[Stored data entries]
►

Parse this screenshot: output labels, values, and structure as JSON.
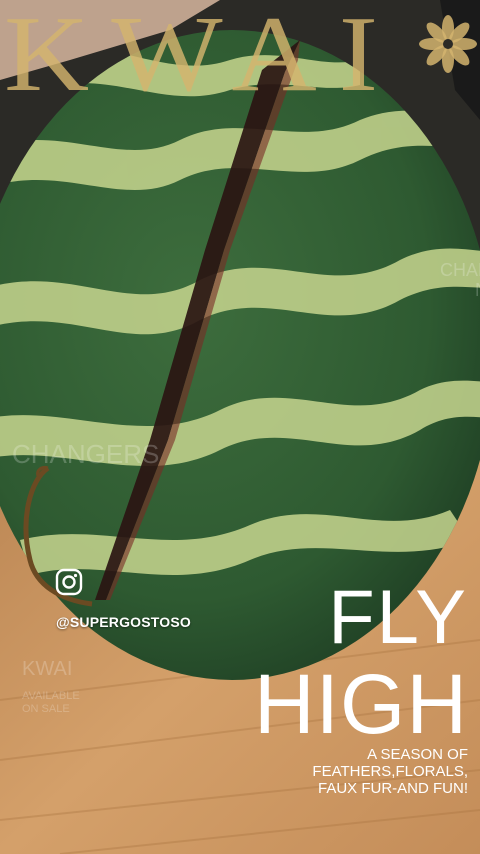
{
  "overlay": {
    "brand": "KWAI",
    "social_handle": "@SUPERGOSTOSO",
    "headline_line1": "FLY",
    "headline_line2": "HIGH",
    "tagline_lines": [
      "A SEASON OF",
      "FEATHERS,FLORALS,",
      "FAUX FUR-AND FUN!"
    ],
    "ghost_texts": [
      "CHANGERS",
      "CHANGERS",
      "NEWER",
      "KWAI",
      "AVAILABLE",
      "ON SALE"
    ]
  },
  "icons": [
    "instagram-icon",
    "flower-icon"
  ],
  "colors": {
    "brand": "#d4b46e",
    "rind_dark": "#2f5a33",
    "rind_light": "#c9d98e",
    "board": "#c9935c"
  }
}
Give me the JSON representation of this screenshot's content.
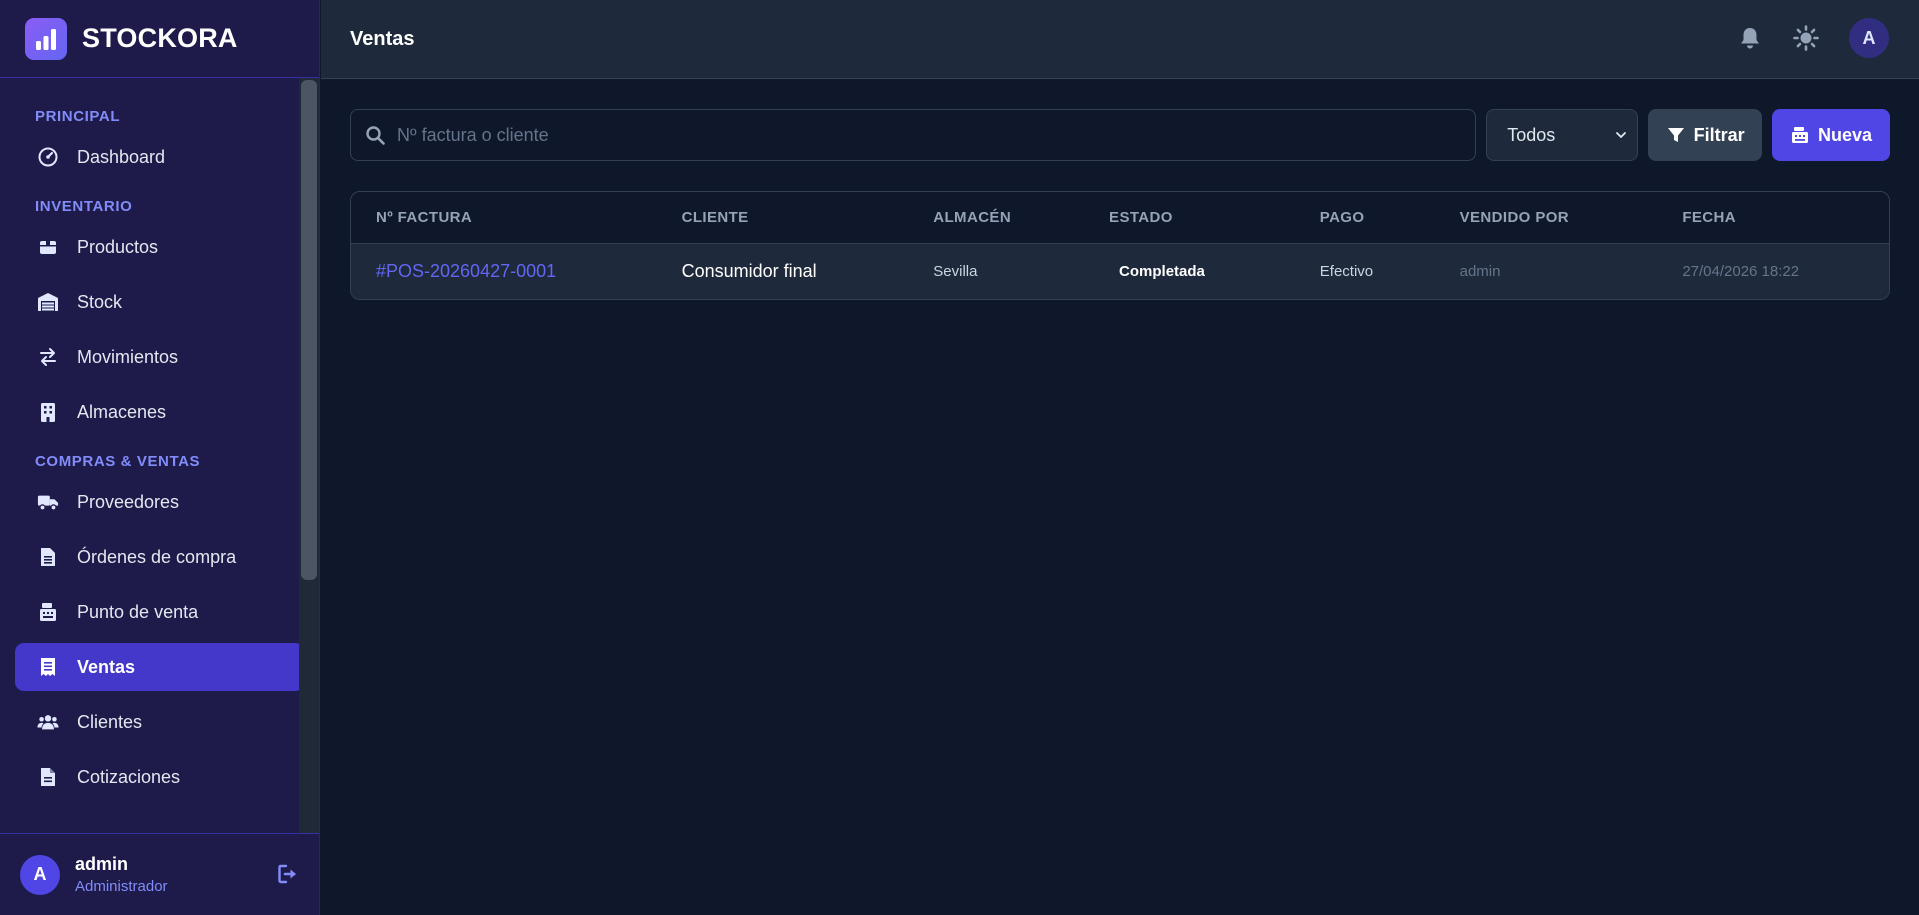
{
  "brand": {
    "name": "STOCKORA"
  },
  "sidebar": {
    "sections": [
      {
        "title": "PRINCIPAL",
        "items": [
          {
            "label": "Dashboard",
            "icon": "gauge-icon"
          }
        ]
      },
      {
        "title": "INVENTARIO",
        "items": [
          {
            "label": "Productos",
            "icon": "box-icon"
          },
          {
            "label": "Stock",
            "icon": "warehouse-icon"
          },
          {
            "label": "Movimientos",
            "icon": "arrows-exchange-icon"
          },
          {
            "label": "Almacenes",
            "icon": "building-icon"
          }
        ]
      },
      {
        "title": "COMPRAS & VENTAS",
        "items": [
          {
            "label": "Proveedores",
            "icon": "truck-icon"
          },
          {
            "label": "Órdenes de compra",
            "icon": "document-icon"
          },
          {
            "label": "Punto de venta",
            "icon": "cash-register-icon"
          },
          {
            "label": "Ventas",
            "icon": "receipt-icon",
            "active": true
          },
          {
            "label": "Clientes",
            "icon": "users-icon"
          },
          {
            "label": "Cotizaciones",
            "icon": "file-icon"
          }
        ]
      }
    ]
  },
  "user": {
    "initial": "A",
    "name": "admin",
    "role": "Administrador"
  },
  "topbar": {
    "title": "Ventas",
    "avatar_initial": "A"
  },
  "toolbar": {
    "search_placeholder": "Nº factura o cliente",
    "status_select": "Todos",
    "filter_label": "Filtrar",
    "new_label": "Nueva"
  },
  "table": {
    "headers": [
      "Nº FACTURA",
      "CLIENTE",
      "ALMACÉN",
      "ESTADO",
      "PAGO",
      "VENDIDO POR",
      "FECHA"
    ],
    "rows": [
      {
        "invoice": "#POS-20260427-0001",
        "client": "Consumidor final",
        "warehouse": "Sevilla",
        "status": "Completada",
        "payment": "Efectivo",
        "seller": "admin",
        "date": "27/04/2026 18:22"
      }
    ]
  },
  "colors": {
    "sidebar_bg": "#1e1b4b",
    "accent": "#4f46e5",
    "active_item": "#4338ca",
    "content_bg": "#0f172a",
    "link": "#6366f1"
  }
}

◄

_Exercise_. Write out each line of the data that holds the string "this".

_Result of the exercise_.
Parse this screenshot: output labels, values, and structure as JSON.
Give me the JSON representation of this screenshot's content.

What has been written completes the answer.